→ Exercise objective:
Below is a listing; write it out exactly and drop any images from it.

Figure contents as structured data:

-------------------------

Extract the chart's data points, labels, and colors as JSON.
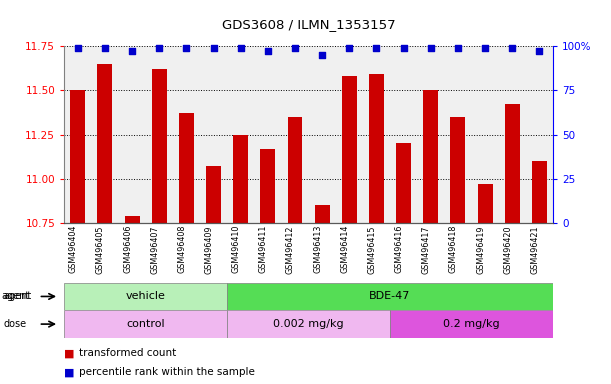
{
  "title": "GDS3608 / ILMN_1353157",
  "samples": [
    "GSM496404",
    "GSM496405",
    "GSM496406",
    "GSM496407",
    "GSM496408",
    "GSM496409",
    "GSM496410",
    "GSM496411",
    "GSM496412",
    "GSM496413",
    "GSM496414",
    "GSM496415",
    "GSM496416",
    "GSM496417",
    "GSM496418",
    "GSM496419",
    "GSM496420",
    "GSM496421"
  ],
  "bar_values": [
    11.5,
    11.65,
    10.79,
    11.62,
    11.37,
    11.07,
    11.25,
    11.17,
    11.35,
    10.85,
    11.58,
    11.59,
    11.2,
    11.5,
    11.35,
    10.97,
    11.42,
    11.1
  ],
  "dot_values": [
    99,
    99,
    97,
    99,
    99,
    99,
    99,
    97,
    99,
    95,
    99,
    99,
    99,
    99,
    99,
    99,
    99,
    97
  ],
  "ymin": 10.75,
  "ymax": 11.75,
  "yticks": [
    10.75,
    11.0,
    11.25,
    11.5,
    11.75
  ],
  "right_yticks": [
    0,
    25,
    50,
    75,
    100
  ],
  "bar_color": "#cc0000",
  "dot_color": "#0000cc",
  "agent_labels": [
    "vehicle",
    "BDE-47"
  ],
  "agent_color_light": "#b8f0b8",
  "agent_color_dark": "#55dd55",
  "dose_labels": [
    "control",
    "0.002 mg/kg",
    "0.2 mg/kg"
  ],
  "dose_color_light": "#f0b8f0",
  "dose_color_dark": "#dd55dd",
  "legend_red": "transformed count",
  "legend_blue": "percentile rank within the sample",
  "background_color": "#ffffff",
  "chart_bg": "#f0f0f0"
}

-------------------------

→ The completed task:
Extract the chart's data points, labels, and colors as JSON.
{
  "title": "GDS3608 / ILMN_1353157",
  "samples": [
    "GSM496404",
    "GSM496405",
    "GSM496406",
    "GSM496407",
    "GSM496408",
    "GSM496409",
    "GSM496410",
    "GSM496411",
    "GSM496412",
    "GSM496413",
    "GSM496414",
    "GSM496415",
    "GSM496416",
    "GSM496417",
    "GSM496418",
    "GSM496419",
    "GSM496420",
    "GSM496421"
  ],
  "bar_values": [
    11.5,
    11.65,
    10.79,
    11.62,
    11.37,
    11.07,
    11.25,
    11.17,
    11.35,
    10.85,
    11.58,
    11.59,
    11.2,
    11.5,
    11.35,
    10.97,
    11.42,
    11.1
  ],
  "dot_values": [
    99,
    99,
    97,
    99,
    99,
    99,
    99,
    97,
    99,
    95,
    99,
    99,
    99,
    99,
    99,
    99,
    99,
    97
  ],
  "ymin": 10.75,
  "ymax": 11.75,
  "yticks": [
    10.75,
    11.0,
    11.25,
    11.5,
    11.75
  ],
  "right_yticks": [
    0,
    25,
    50,
    75,
    100
  ],
  "bar_color": "#cc0000",
  "dot_color": "#0000cc",
  "agent_labels": [
    "vehicle",
    "BDE-47"
  ],
  "agent_color_light": "#b8f0b8",
  "agent_color_dark": "#55dd55",
  "dose_labels": [
    "control",
    "0.002 mg/kg",
    "0.2 mg/kg"
  ],
  "dose_color_light": "#f0b8f0",
  "dose_color_dark": "#dd55dd",
  "legend_red": "transformed count",
  "legend_blue": "percentile rank within the sample",
  "background_color": "#ffffff",
  "chart_bg": "#f0f0f0"
}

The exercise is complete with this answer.